Goal of the exercise
Please quote each of these items line for line, with no changes.

# start of Data provided

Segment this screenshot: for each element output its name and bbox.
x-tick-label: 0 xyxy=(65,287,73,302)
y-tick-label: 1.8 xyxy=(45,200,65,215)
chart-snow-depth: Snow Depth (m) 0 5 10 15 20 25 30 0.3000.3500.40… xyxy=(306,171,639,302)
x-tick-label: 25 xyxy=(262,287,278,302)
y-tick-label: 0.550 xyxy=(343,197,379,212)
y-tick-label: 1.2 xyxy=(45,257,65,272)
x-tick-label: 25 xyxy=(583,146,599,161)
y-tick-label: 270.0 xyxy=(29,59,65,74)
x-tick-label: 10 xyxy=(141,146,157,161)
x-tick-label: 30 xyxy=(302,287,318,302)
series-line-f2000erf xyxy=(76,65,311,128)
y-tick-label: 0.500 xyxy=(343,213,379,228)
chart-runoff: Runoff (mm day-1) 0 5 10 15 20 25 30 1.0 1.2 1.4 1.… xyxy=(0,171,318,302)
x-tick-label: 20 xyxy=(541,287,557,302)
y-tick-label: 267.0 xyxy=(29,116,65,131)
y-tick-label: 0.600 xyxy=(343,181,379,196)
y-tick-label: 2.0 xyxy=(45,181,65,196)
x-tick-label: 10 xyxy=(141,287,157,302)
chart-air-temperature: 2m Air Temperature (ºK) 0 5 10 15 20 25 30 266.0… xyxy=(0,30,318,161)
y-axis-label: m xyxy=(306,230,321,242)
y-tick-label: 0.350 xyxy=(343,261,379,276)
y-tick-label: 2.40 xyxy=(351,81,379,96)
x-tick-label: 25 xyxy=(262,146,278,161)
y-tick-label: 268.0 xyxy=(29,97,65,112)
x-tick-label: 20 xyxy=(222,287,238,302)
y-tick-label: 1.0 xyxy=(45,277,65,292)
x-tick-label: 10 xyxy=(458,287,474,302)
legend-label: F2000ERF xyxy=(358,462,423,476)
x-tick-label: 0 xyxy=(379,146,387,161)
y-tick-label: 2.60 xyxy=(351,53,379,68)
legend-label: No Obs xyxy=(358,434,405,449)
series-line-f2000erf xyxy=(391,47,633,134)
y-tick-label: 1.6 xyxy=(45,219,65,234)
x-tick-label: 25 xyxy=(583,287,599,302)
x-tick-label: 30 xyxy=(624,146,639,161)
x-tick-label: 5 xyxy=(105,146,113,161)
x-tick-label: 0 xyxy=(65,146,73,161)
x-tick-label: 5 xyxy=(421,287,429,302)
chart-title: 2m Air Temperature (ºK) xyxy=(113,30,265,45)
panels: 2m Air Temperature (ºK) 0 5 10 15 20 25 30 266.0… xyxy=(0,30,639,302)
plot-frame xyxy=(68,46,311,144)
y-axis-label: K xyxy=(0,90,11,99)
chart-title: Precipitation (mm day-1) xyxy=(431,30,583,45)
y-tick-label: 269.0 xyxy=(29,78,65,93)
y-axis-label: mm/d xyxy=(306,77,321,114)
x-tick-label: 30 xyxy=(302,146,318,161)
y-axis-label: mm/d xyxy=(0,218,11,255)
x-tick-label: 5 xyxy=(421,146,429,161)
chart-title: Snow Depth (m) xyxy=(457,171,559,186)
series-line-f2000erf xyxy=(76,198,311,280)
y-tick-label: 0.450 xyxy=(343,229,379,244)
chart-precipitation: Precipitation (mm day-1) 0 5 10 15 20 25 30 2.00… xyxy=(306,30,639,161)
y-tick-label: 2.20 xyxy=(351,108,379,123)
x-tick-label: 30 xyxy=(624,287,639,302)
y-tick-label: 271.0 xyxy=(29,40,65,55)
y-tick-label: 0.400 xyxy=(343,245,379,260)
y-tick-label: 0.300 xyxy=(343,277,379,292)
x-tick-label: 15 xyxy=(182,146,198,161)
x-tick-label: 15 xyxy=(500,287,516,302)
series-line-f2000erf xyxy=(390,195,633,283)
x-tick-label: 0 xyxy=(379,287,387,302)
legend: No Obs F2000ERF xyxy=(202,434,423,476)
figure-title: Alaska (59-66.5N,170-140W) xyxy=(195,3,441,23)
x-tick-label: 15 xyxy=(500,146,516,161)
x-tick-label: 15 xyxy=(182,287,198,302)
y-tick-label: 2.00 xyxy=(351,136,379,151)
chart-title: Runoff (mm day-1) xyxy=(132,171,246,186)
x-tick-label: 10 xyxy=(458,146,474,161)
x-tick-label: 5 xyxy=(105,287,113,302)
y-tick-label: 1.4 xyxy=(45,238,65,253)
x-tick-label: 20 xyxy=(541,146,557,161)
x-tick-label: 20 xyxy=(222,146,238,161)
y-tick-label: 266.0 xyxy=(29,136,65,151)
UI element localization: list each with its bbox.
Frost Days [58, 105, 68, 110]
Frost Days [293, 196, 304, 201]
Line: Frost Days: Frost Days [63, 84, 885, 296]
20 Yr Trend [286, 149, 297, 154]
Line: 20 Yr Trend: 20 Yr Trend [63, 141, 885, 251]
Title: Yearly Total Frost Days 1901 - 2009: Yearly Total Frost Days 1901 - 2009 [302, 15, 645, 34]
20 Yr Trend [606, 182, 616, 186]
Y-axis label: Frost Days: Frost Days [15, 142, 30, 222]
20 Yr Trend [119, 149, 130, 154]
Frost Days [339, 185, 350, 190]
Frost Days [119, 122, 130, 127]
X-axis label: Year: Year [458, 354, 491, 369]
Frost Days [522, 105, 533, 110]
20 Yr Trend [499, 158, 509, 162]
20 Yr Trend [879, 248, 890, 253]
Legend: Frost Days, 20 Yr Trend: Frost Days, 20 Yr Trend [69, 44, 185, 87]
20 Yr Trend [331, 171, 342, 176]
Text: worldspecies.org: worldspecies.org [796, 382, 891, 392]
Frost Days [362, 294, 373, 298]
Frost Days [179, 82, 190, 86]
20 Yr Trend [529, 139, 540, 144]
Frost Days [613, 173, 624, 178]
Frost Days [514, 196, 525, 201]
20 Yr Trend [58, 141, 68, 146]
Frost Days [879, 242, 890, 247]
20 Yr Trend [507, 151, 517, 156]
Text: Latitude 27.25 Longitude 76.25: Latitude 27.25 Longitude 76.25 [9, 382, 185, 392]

# end of Data provided

Expected answer
Segment this screenshot: for each element output its name and bbox.
x-tick-label: 0 xyxy=(65,287,73,302)
y-tick-label: 1.8 xyxy=(45,200,65,215)
chart-snow-depth: Snow Depth (m) 0 5 10 15 20 25 30 0.3000.3500.40… xyxy=(306,171,639,302)
x-tick-label: 25 xyxy=(262,287,278,302)
y-tick-label: 0.550 xyxy=(343,197,379,212)
y-tick-label: 1.2 xyxy=(45,257,65,272)
x-tick-label: 25 xyxy=(583,146,599,161)
y-tick-label: 270.0 xyxy=(29,59,65,74)
x-tick-label: 10 xyxy=(141,146,157,161)
x-tick-label: 30 xyxy=(302,287,318,302)
series-line-f2000erf xyxy=(76,65,311,128)
y-tick-label: 0.500 xyxy=(343,213,379,228)
chart-runoff: Runoff (mm day-1) 0 5 10 15 20 25 30 1.0 1.2 1.4 1.… xyxy=(0,171,318,302)
x-tick-label: 20 xyxy=(541,287,557,302)
y-tick-label: 267.0 xyxy=(29,116,65,131)
y-tick-label: 0.600 xyxy=(343,181,379,196)
y-tick-label: 2.0 xyxy=(45,181,65,196)
x-tick-label: 10 xyxy=(141,287,157,302)
chart-air-temperature: 2m Air Temperature (ºK) 0 5 10 15 20 25 30 266.0… xyxy=(0,30,318,161)
y-axis-label: m xyxy=(306,230,321,242)
y-tick-label: 0.350 xyxy=(343,261,379,276)
y-tick-label: 2.40 xyxy=(351,81,379,96)
x-tick-label: 25 xyxy=(262,146,278,161)
y-tick-label: 268.0 xyxy=(29,97,65,112)
x-tick-label: 20 xyxy=(222,287,238,302)
y-tick-label: 1.0 xyxy=(45,277,65,292)
x-tick-label: 10 xyxy=(458,287,474,302)
legend-label: F2000ERF xyxy=(358,462,423,476)
x-tick-label: 0 xyxy=(379,146,387,161)
y-tick-label: 2.60 xyxy=(351,53,379,68)
legend-label: No Obs xyxy=(358,434,405,449)
series-line-f2000erf xyxy=(391,47,633,134)
y-tick-label: 1.6 xyxy=(45,219,65,234)
x-tick-label: 25 xyxy=(583,287,599,302)
x-tick-label: 30 xyxy=(624,146,639,161)
x-tick-label: 5 xyxy=(105,146,113,161)
x-tick-label: 0 xyxy=(65,146,73,161)
x-tick-label: 5 xyxy=(421,287,429,302)
chart-title: 2m Air Temperature (ºK) xyxy=(113,30,265,45)
panels: 2m Air Temperature (ºK) 0 5 10 15 20 25 30 266.0… xyxy=(0,30,639,302)
plot-frame xyxy=(68,46,311,144)
y-axis-label: K xyxy=(0,90,11,99)
chart-title: Precipitation (mm day-1) xyxy=(431,30,583,45)
y-tick-label: 269.0 xyxy=(29,78,65,93)
y-axis-label: mm/d xyxy=(306,77,321,114)
x-tick-label: 30 xyxy=(302,146,318,161)
y-axis-label: mm/d xyxy=(0,218,11,255)
x-tick-label: 5 xyxy=(421,146,429,161)
chart-title: Snow Depth (m) xyxy=(457,171,559,186)
series-line-f2000erf xyxy=(76,198,311,280)
y-tick-label: 0.450 xyxy=(343,229,379,244)
chart-precipitation: Precipitation (mm day-1) 0 5 10 15 20 25 30 2.00… xyxy=(306,30,639,161)
y-tick-label: 2.20 xyxy=(351,108,379,123)
x-tick-label: 30 xyxy=(624,287,639,302)
y-tick-label: 271.0 xyxy=(29,40,65,55)
y-tick-label: 0.400 xyxy=(343,245,379,260)
y-tick-label: 0.300 xyxy=(343,277,379,292)
x-tick-label: 15 xyxy=(182,146,198,161)
x-tick-label: 15 xyxy=(500,287,516,302)
series-line-f2000erf xyxy=(390,195,633,283)
x-tick-label: 0 xyxy=(379,287,387,302)
legend: No Obs F2000ERF xyxy=(202,434,423,476)
figure-title: Alaska (59-66.5N,170-140W) xyxy=(195,3,441,23)
x-tick-label: 15 xyxy=(500,146,516,161)
x-tick-label: 15 xyxy=(182,287,198,302)
y-tick-label: 2.00 xyxy=(351,136,379,151)
chart-title: Runoff (mm day-1) xyxy=(132,171,246,186)
x-tick-label: 10 xyxy=(458,146,474,161)
x-tick-label: 5 xyxy=(105,287,113,302)
y-tick-label: 1.4 xyxy=(45,238,65,253)
x-tick-label: 20 xyxy=(541,146,557,161)
x-tick-label: 20 xyxy=(222,146,238,161)
y-tick-label: 266.0 xyxy=(29,136,65,151)
UI element localization: list each with its bbox.
Frost Days [58, 105, 68, 110]
Frost Days [293, 196, 304, 201]
Line: Frost Days: Frost Days [63, 84, 885, 296]
20 Yr Trend [286, 149, 297, 154]
Line: 20 Yr Trend: 20 Yr Trend [63, 141, 885, 251]
Title: Yearly Total Frost Days 1901 - 2009: Yearly Total Frost Days 1901 - 2009 [302, 15, 645, 34]
20 Yr Trend [606, 182, 616, 186]
Y-axis label: Frost Days: Frost Days [15, 142, 30, 222]
20 Yr Trend [119, 149, 130, 154]
Frost Days [339, 185, 350, 190]
Frost Days [119, 122, 130, 127]
X-axis label: Year: Year [458, 354, 491, 369]
Frost Days [522, 105, 533, 110]
20 Yr Trend [499, 158, 509, 162]
20 Yr Trend [879, 248, 890, 253]
Legend: Frost Days, 20 Yr Trend: Frost Days, 20 Yr Trend [69, 44, 185, 87]
20 Yr Trend [331, 171, 342, 176]
Text: worldspecies.org: worldspecies.org [796, 382, 891, 392]
Frost Days [362, 294, 373, 298]
Frost Days [179, 82, 190, 86]
20 Yr Trend [529, 139, 540, 144]
Frost Days [613, 173, 624, 178]
Frost Days [514, 196, 525, 201]
20 Yr Trend [58, 141, 68, 146]
Frost Days [879, 242, 890, 247]
20 Yr Trend [507, 151, 517, 156]
Text: Latitude 27.25 Longitude 76.25: Latitude 27.25 Longitude 76.25 [9, 382, 185, 392]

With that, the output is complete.